What the task requires = Every line that includes the word "gripper" is to be listed.

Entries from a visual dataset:

============

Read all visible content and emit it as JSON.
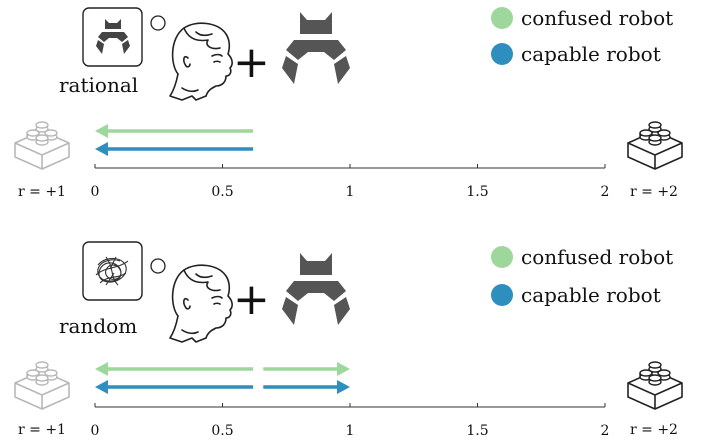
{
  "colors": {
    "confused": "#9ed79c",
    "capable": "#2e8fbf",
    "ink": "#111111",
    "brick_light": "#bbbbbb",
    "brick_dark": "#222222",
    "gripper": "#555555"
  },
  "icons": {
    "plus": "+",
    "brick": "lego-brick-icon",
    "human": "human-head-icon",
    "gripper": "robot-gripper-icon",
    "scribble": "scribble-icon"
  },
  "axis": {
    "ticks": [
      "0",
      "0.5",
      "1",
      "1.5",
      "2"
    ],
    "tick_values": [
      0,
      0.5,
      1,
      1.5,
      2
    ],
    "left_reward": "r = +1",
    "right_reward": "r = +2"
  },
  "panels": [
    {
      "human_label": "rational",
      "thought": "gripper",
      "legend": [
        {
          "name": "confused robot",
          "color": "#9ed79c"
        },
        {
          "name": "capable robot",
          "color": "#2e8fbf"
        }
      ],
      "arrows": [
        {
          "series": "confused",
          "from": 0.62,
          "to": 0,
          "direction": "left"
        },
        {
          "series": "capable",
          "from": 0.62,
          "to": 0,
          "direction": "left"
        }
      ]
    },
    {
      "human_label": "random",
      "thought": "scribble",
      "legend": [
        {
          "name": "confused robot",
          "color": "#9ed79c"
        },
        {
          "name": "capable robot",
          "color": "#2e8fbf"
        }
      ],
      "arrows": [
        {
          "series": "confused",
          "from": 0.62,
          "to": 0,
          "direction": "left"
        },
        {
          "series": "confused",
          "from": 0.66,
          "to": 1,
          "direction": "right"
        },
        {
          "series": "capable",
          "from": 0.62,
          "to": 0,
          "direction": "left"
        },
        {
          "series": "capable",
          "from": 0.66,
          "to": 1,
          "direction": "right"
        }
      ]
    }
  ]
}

============

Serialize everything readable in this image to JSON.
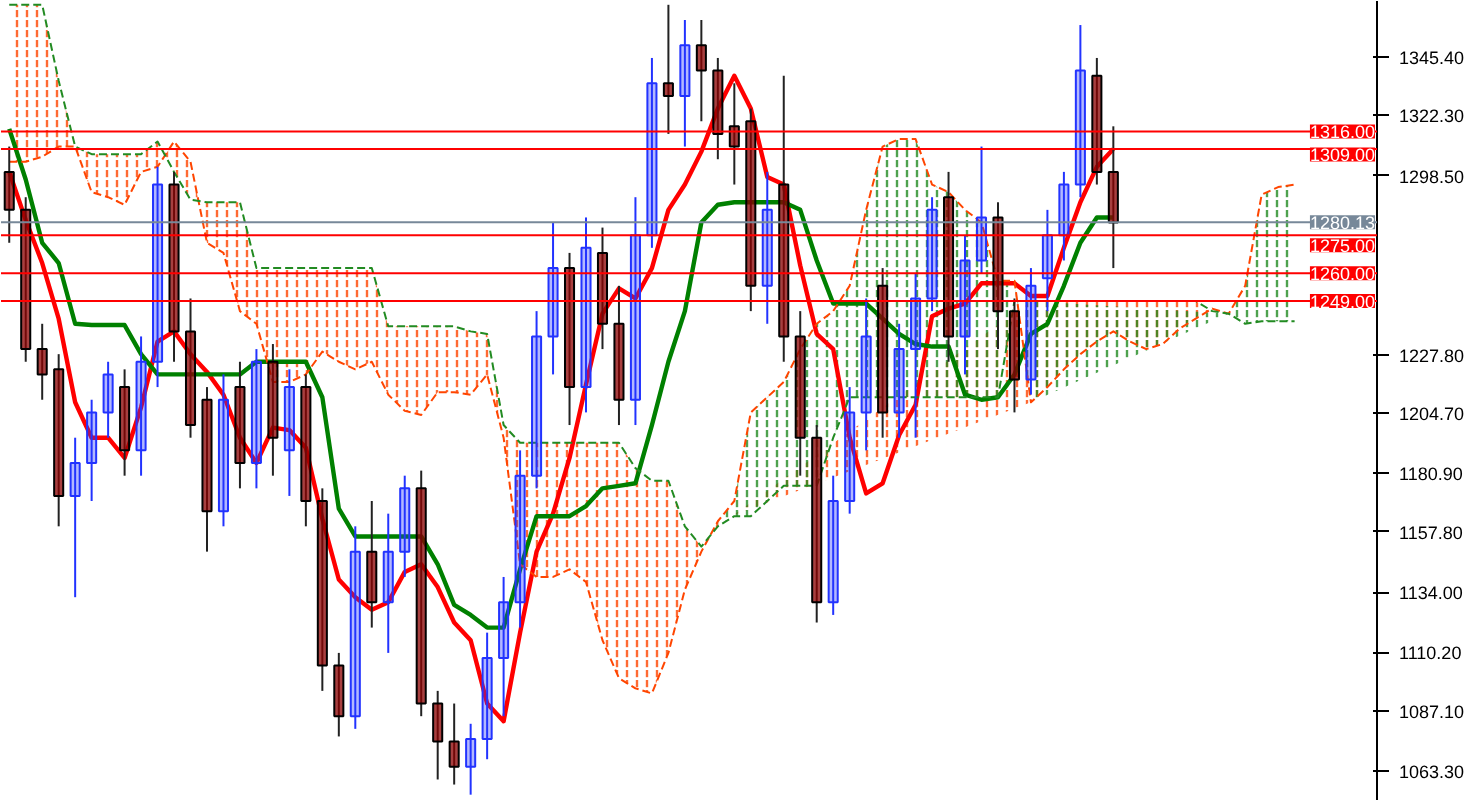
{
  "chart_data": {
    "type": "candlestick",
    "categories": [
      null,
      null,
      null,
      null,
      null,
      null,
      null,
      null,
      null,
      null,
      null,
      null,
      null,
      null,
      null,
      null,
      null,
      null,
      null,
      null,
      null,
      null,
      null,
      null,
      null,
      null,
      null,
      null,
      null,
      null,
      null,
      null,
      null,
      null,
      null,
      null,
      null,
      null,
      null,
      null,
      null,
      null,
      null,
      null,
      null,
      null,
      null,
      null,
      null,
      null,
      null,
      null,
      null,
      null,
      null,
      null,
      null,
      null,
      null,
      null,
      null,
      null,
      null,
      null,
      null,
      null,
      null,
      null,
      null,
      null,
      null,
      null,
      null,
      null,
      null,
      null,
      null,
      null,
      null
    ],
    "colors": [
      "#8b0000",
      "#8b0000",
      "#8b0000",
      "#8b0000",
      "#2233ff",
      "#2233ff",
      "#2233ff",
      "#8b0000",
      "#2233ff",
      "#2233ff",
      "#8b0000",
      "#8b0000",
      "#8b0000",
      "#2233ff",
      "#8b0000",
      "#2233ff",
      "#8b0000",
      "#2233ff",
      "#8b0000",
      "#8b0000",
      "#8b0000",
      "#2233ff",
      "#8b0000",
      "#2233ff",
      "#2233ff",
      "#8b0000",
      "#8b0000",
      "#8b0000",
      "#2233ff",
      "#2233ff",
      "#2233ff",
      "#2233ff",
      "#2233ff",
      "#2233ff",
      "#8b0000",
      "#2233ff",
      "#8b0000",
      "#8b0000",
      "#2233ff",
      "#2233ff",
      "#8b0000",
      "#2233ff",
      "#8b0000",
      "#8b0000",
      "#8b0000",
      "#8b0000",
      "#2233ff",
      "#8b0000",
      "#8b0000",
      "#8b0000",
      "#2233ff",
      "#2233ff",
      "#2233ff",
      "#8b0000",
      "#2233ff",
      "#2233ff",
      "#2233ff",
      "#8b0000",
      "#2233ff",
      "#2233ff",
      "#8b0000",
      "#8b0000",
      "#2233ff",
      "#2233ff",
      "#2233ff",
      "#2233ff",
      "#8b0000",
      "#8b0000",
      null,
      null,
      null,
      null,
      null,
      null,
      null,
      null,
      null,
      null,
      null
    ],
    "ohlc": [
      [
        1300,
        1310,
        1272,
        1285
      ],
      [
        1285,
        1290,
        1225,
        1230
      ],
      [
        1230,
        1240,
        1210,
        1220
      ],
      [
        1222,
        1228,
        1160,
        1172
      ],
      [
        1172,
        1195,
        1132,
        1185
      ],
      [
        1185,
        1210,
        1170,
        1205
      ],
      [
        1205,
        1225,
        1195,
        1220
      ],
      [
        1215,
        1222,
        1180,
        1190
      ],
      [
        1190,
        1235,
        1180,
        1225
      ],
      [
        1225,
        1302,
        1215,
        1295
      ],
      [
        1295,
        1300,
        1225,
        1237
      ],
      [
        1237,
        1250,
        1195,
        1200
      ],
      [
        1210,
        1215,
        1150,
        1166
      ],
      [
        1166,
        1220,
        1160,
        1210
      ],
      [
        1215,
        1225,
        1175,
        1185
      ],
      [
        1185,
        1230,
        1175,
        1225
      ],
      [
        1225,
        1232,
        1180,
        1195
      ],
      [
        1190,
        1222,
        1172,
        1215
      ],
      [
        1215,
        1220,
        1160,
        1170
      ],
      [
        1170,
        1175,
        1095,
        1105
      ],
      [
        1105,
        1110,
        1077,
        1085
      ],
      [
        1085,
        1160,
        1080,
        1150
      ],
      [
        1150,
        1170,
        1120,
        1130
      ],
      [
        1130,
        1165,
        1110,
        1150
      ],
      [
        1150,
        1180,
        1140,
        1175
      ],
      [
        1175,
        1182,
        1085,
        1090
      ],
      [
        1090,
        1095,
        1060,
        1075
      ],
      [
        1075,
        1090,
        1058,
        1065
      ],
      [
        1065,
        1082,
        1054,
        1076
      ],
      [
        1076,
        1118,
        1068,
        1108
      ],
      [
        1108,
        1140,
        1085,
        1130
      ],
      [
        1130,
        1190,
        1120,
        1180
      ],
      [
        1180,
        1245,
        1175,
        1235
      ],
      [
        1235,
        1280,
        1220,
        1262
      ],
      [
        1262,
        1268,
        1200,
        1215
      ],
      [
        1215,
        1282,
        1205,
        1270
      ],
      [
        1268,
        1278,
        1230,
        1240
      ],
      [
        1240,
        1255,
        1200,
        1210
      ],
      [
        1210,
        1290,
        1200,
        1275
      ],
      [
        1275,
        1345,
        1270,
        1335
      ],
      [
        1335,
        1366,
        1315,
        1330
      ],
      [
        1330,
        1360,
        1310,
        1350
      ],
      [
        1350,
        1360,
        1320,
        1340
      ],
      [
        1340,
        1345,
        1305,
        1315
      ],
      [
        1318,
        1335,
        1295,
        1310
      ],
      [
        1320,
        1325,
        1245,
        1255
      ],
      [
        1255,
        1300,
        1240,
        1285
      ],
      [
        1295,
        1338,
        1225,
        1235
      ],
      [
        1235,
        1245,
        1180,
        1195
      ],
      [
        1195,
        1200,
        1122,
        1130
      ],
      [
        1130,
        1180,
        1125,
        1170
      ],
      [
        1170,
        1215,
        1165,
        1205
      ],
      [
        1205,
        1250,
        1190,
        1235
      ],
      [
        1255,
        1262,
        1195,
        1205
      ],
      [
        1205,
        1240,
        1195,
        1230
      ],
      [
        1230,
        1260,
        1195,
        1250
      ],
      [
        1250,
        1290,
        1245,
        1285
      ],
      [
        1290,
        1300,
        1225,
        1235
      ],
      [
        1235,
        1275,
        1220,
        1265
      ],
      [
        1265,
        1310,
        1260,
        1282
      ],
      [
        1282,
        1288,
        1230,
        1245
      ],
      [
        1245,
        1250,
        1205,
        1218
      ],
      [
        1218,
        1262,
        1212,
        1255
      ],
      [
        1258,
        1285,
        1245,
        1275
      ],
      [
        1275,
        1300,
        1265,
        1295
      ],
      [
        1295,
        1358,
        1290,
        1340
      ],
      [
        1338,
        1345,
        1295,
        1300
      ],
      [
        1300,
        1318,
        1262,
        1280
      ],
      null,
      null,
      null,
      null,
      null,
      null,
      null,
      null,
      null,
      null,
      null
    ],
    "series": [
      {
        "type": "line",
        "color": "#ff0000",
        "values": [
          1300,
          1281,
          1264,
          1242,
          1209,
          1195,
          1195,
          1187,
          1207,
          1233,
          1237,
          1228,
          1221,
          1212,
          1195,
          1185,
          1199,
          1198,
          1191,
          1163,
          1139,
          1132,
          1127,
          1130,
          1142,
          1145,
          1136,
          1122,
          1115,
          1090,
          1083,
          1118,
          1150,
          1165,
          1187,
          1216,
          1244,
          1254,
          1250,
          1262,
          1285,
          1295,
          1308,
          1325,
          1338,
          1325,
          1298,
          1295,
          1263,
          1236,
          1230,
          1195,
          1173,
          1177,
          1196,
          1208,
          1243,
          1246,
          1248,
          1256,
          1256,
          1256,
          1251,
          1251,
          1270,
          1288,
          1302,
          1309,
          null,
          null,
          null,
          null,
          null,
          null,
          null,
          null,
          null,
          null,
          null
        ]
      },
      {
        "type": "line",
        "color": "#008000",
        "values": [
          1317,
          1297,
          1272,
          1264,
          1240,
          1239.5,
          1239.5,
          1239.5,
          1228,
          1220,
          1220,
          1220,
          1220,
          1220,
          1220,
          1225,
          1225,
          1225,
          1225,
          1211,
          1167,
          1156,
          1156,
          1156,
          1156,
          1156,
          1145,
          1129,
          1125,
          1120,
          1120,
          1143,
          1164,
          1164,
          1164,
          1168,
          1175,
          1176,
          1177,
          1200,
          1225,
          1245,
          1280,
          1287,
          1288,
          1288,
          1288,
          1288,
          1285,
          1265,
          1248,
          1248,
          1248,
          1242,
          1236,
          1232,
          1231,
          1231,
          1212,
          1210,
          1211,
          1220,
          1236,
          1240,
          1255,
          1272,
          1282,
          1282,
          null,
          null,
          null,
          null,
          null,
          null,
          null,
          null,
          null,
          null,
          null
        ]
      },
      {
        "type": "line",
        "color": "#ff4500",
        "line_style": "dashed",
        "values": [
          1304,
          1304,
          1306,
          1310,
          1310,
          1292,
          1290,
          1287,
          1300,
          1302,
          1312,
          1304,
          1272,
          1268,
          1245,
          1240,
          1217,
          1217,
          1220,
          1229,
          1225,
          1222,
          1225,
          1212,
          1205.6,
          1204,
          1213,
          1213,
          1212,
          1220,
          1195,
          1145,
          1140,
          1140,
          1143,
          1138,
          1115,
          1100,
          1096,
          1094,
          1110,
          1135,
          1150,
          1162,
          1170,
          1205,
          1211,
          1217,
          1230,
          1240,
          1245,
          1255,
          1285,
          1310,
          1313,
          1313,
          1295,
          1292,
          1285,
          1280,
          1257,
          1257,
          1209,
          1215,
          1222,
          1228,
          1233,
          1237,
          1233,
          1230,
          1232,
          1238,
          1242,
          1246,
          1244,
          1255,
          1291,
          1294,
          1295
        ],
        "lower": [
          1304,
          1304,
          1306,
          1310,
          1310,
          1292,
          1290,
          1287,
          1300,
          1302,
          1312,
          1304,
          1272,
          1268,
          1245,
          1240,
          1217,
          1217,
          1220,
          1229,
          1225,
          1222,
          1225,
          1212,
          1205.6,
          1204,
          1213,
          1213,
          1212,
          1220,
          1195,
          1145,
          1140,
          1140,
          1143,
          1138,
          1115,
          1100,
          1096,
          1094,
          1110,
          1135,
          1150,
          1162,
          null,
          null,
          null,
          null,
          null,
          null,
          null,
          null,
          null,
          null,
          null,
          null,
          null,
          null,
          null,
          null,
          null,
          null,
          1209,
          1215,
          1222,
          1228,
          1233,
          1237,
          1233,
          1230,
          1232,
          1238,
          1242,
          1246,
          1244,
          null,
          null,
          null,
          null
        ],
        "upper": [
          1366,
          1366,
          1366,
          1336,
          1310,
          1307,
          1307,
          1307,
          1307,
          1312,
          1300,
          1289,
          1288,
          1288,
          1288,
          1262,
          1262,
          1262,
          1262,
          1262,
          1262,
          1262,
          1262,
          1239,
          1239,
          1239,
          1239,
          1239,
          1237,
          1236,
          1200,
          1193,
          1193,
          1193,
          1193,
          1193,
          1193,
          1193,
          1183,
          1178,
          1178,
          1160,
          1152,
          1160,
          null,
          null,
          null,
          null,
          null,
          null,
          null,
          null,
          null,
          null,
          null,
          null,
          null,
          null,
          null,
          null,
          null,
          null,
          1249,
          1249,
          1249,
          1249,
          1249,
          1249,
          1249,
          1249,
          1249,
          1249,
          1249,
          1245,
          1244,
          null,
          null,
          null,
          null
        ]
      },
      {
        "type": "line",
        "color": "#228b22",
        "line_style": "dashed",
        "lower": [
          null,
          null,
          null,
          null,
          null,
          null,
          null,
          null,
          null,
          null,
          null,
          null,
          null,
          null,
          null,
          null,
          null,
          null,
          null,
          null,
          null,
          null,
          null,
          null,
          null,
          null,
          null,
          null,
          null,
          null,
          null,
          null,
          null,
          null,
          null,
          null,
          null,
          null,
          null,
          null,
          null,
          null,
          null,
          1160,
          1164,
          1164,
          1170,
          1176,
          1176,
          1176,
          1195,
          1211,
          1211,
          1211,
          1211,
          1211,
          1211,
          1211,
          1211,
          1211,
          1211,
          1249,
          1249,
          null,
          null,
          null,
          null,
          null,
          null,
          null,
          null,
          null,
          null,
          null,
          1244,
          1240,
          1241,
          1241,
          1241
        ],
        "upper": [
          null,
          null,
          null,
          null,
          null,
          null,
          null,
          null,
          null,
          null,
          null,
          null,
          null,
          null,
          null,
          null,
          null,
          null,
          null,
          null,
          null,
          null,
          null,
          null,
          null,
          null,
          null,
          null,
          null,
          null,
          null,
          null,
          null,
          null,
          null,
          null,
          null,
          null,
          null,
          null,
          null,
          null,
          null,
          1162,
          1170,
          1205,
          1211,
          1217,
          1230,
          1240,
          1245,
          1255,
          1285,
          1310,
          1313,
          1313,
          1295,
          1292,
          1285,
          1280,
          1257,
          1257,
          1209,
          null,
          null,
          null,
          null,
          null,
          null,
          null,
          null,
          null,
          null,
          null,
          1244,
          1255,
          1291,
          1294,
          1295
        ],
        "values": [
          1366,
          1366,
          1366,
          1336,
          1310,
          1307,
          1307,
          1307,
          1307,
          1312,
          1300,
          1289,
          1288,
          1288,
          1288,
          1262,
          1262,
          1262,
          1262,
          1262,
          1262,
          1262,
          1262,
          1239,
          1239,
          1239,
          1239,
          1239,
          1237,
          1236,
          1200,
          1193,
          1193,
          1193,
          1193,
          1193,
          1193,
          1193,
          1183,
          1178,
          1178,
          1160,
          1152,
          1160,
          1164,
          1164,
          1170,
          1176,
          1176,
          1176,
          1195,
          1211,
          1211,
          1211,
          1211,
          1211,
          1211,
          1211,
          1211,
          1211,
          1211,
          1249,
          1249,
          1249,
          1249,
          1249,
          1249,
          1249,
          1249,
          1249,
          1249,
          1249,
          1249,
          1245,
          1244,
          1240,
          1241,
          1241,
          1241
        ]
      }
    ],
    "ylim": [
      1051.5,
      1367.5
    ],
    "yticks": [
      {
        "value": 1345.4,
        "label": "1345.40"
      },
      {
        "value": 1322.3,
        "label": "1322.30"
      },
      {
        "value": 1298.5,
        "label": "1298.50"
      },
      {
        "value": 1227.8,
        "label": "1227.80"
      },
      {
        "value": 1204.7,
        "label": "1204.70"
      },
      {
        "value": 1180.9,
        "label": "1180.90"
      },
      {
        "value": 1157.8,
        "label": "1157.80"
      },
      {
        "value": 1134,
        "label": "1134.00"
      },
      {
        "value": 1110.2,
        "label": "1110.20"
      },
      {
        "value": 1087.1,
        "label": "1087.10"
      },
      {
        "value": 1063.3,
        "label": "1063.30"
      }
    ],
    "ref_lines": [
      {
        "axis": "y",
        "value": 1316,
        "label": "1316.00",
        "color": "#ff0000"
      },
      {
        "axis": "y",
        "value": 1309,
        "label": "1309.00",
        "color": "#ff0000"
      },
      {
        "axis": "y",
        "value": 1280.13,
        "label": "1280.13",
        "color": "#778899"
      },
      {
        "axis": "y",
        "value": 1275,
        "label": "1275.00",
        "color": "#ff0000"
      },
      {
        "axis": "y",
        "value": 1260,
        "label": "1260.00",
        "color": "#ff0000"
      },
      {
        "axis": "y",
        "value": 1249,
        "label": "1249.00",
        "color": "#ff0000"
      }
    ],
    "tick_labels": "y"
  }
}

============

Answer for the task =
    "gripper": "#555555"
    "gripper": "robot-gripper-icon",
      "thought": "gripper",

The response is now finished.